RECORDS:
:::

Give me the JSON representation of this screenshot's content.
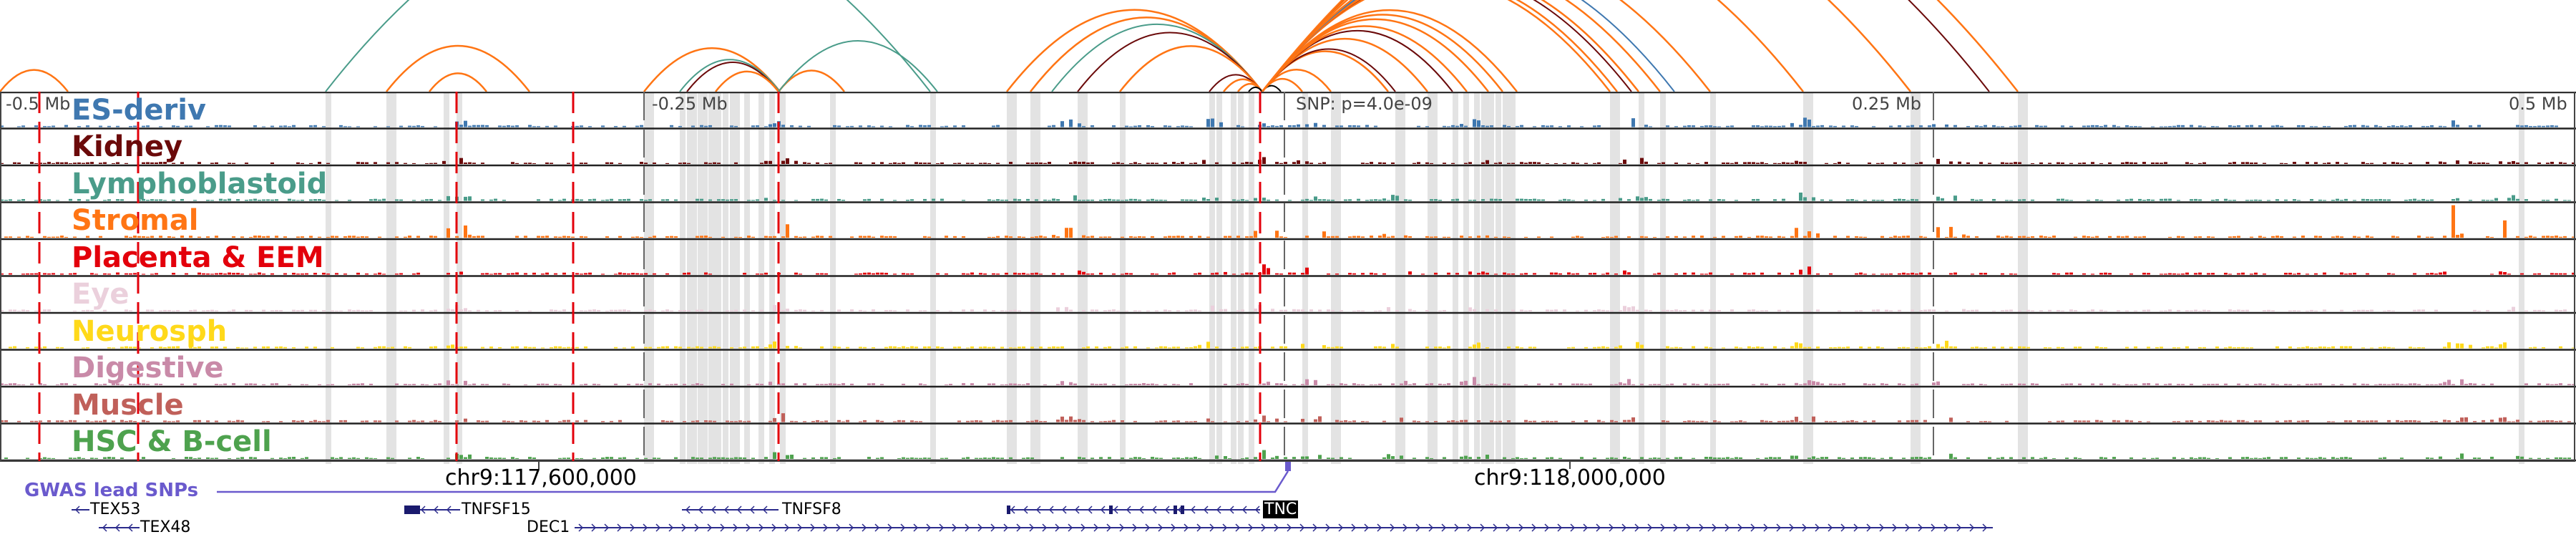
{
  "axis": {
    "left": "-0.5 Mb",
    "left_mid": "-0.25 Mb",
    "snp": "SNP: p=4.0e-09",
    "right_mid": "0.25 Mb",
    "right": "0.5 Mb"
  },
  "tracks": [
    {
      "label": "ES-deriv",
      "color": "#3f78b0"
    },
    {
      "label": "Kidney",
      "color": "#6b0a0a"
    },
    {
      "label": "Lymphoblastoid",
      "color": "#4a9c8a"
    },
    {
      "label": "Stromal",
      "color": "#ff7514"
    },
    {
      "label": "Placenta & EEM",
      "color": "#e3000b"
    },
    {
      "label": "Eye",
      "color": "#ebd0dc"
    },
    {
      "label": "Neurosph",
      "color": "#ffd91a"
    },
    {
      "label": "Digestive",
      "color": "#c98aa8"
    },
    {
      "label": "Muscle",
      "color": "#c0605a"
    },
    {
      "label": "HSC & B-cell",
      "color": "#4ea24e"
    }
  ],
  "coordinates": {
    "tick1": "chr9:117,600,000",
    "tick2": "chr9:118,000,000"
  },
  "gwas": {
    "label": "GWAS lead SNPs",
    "color": "#6a5acd"
  },
  "genes": [
    {
      "name": "TEX53"
    },
    {
      "name": "TEX48"
    },
    {
      "name": "TNFSF15"
    },
    {
      "name": "TNFSF8"
    },
    {
      "name": "DEC1"
    },
    {
      "name": "TNC",
      "highlighted": true
    }
  ]
}
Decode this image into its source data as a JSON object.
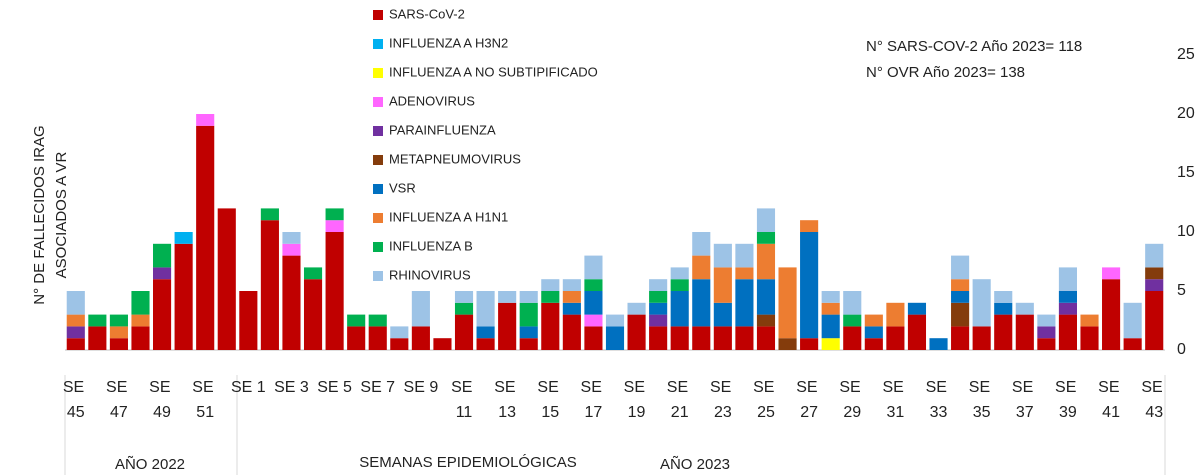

:::

TASK: The data above, line by line: transcribe it exactly and drop the pictures.

TASK ANSWER:
Give me the JSON representation of this screenshot's content.
{
  "axis": {
    "left": "-0.5 Mb",
    "left_mid": "-0.25 Mb",
    "snp": "SNP: p=4.0e-09",
    "right_mid": "0.25 Mb",
    "right": "0.5 Mb"
  },
  "tracks": [
    {
      "label": "ES-deriv",
      "color": "#3f78b0"
    },
    {
      "label": "Kidney",
      "color": "#6b0a0a"
    },
    {
      "label": "Lymphoblastoid",
      "color": "#4a9c8a"
    },
    {
      "label": "Stromal",
      "color": "#ff7514"
    },
    {
      "label": "Placenta & EEM",
      "color": "#e3000b"
    },
    {
      "label": "Eye",
      "color": "#ebd0dc"
    },
    {
      "label": "Neurosph",
      "color": "#ffd91a"
    },
    {
      "label": "Digestive",
      "color": "#c98aa8"
    },
    {
      "label": "Muscle",
      "color": "#c0605a"
    },
    {
      "label": "HSC & B-cell",
      "color": "#4ea24e"
    }
  ],
  "coordinates": {
    "tick1": "chr9:117,600,000",
    "tick2": "chr9:118,000,000"
  },
  "gwas": {
    "label": "GWAS lead SNPs",
    "color": "#6a5acd"
  },
  "genes": [
    {
      "name": "TEX53"
    },
    {
      "name": "TEX48"
    },
    {
      "name": "TNFSF15"
    },
    {
      "name": "TNFSF8"
    },
    {
      "name": "DEC1"
    },
    {
      "name": "TNC",
      "highlighted": true
    }
  ]
}
Decode this image into its source data as a JSON object.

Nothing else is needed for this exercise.